──────── Records to use ────────

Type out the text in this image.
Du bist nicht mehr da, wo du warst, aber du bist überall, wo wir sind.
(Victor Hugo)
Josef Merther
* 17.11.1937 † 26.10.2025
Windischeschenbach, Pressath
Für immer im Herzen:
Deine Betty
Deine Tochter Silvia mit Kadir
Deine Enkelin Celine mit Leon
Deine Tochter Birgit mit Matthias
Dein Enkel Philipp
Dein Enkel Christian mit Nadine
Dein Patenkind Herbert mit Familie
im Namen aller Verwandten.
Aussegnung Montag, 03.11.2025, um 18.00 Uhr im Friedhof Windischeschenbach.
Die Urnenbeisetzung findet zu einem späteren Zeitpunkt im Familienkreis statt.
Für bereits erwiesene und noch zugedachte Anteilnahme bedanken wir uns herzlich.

────────

Repeat the listing in full, keeping every line exactly as it is.

Type out the text in this image.
Du bist nicht mehr da, wo du warst, aber du bist überall, wo wir sind.
(Victor Hugo)
Josef Merther
* 17.11.1937 † 26.10.2025
Windischeschenbach, Pressath
Für immer im Herzen:
Deine Betty
Deine Tochter Silvia mit Kadir
Deine Enkelin Celine mit Leon
Deine Tochter Birgit mit Matthias
Dein Enkel Philipp
Dein Enkel Christian mit Nadine
Dein Patenkind Herbert mit Familie
im Namen aller Verwandten.
Aussegnung Montag, 03.11.2025, um 18.00 Uhr im Friedhof Windischeschenbach.
Die Urnenbeisetzung findet zu einem späteren Zeitpunkt im Familienkreis statt.
Für bereits erwiesene und noch zugedachte Anteilnahme bedanken wir uns herzlich.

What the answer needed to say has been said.